▸ Required work
Pick out all lines with the word "icon" from the records that follow.

(Excerpt from a dataset)
§
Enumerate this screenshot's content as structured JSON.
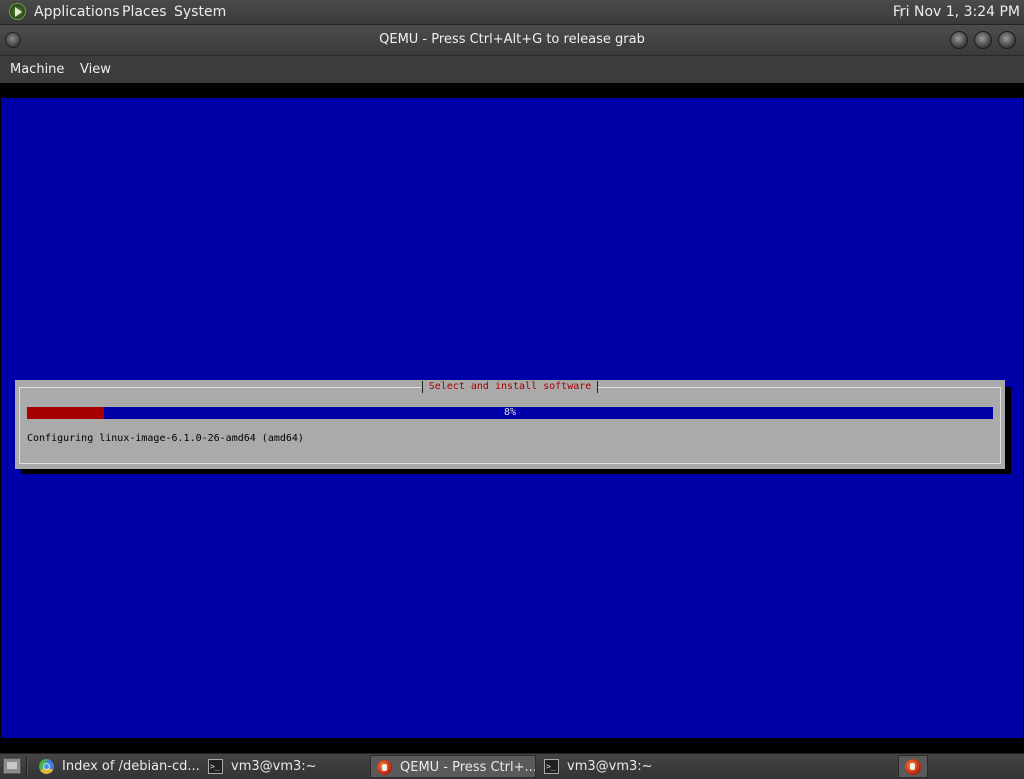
{
  "top_panel": {
    "menus": [
      "Applications",
      "Places",
      "System"
    ],
    "clock": "Fri Nov 1,  3:24 PM",
    "icon": "debian-swirl-icon"
  },
  "window": {
    "title": "QEMU - Press Ctrl+Alt+G to release grab",
    "menus": [
      "Machine",
      "View"
    ]
  },
  "installer": {
    "dialog_title": "Select and install software",
    "progress_percent": 8,
    "progress_label": "8%",
    "status": "Configuring linux-image-6.1.0-26-amd64 (amd64)",
    "colors": {
      "background": "#0000a8",
      "dialog": "#aaaaaa",
      "progress_fill": "#a80000",
      "title_text": "#a80000"
    }
  },
  "taskbar": {
    "tasks": [
      {
        "label": "Index of /debian-cd...",
        "icon": "chromium-icon",
        "active": false
      },
      {
        "label": "vm3@vm3:~",
        "icon": "terminal-icon",
        "active": false
      },
      {
        "label": "QEMU - Press Ctrl+...",
        "icon": "qemu-icon",
        "active": true
      },
      {
        "label": "vm3@vm3:~",
        "icon": "terminal-icon",
        "active": false
      }
    ],
    "tray_icon": "qemu-icon"
  }
}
§
▸ The completed task
    "icon": "debian-swirl-icon"
        "icon": "chromium-icon",
        "icon": "terminal-icon",
        "icon": "qemu-icon",
        "icon": "terminal-icon",
    "tray_icon": "qemu-icon"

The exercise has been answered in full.